Instruction:
Return the count of lines that hold the string "Nonfarm", with no other words.

[Figure data in JSON]
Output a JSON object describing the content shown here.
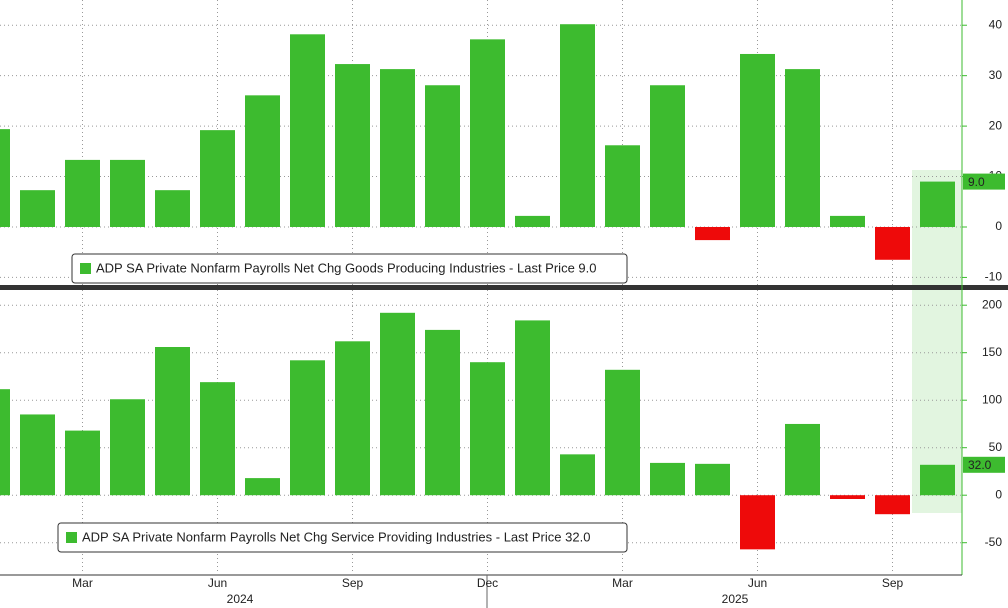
{
  "chart_data": [
    {
      "type": "bar",
      "legend": "ADP SA Private Nonfarm Payrolls Net Chg Goods Producing Industries - Last Price 9.0",
      "values": [
        19.4,
        7.3,
        13.3,
        13.3,
        7.3,
        19.2,
        26.1,
        38.2,
        32.3,
        31.3,
        28.1,
        37.2,
        2.2,
        40.2,
        16.2,
        28.1,
        -2.6,
        34.3,
        31.3,
        2.2,
        -6.5,
        9.0
      ],
      "last_price_label": "9.0",
      "color": "#3dbb2f",
      "negative_color": "#ee0a0a",
      "ylim": [
        -11.5,
        45
      ],
      "yticks": [
        -10,
        0,
        10,
        20,
        30,
        40
      ],
      "grid": true
    },
    {
      "type": "bar",
      "legend": "ADP SA Private Nonfarm Payrolls Net Chg Service Providing Industries - Last Price 32.0",
      "categories": [
        null,
        null,
        "Mar",
        null,
        null,
        "Jun",
        null,
        null,
        "Sep",
        null,
        null,
        "Dec",
        null,
        null,
        "Mar",
        null,
        null,
        "Jun",
        null,
        null,
        "Sep",
        null
      ],
      "year_labels": [
        "2024",
        "2025"
      ],
      "values": [
        111.6,
        85,
        68,
        101,
        156,
        119,
        18,
        142,
        162,
        192,
        174,
        140,
        184,
        43,
        132,
        34,
        33,
        -57,
        75,
        -4,
        -20,
        32.0
      ],
      "last_price_label": "32.0",
      "color": "#3dbb2f",
      "negative_color": "#ee0a0a",
      "ylim": [
        -84,
        216
      ],
      "yticks": [
        -50,
        0,
        50,
        100,
        150,
        200
      ],
      "grid": true
    }
  ]
}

Correct response:
2